**Task directions**
Count the lines in the entries that contain the string "master" and reply with the number alone.

Region and label listings
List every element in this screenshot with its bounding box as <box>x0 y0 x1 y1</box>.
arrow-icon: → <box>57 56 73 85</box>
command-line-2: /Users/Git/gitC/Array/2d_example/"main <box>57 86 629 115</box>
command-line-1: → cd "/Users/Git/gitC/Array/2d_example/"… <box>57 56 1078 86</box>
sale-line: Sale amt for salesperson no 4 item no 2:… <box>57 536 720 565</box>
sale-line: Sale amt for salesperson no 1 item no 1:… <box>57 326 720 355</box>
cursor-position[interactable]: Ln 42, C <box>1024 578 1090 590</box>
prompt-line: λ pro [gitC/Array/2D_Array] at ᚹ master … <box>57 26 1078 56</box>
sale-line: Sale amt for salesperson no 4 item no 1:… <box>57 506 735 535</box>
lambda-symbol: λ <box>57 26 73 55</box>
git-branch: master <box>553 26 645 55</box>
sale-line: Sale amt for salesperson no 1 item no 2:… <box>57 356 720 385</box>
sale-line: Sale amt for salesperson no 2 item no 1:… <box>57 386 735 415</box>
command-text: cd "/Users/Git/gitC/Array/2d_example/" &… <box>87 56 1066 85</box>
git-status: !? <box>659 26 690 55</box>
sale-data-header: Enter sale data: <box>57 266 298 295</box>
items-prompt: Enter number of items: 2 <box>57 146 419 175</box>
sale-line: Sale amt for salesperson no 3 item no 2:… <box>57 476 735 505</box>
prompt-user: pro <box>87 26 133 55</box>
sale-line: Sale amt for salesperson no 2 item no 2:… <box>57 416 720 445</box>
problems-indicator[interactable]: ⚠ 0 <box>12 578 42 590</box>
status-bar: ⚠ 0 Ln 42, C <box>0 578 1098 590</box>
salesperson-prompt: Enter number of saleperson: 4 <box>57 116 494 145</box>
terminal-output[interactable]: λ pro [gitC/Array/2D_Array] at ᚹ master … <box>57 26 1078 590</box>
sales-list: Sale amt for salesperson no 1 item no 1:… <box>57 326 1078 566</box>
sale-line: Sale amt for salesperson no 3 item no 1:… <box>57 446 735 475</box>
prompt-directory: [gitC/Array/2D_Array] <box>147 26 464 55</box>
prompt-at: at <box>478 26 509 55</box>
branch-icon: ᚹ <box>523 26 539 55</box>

**Reply**
3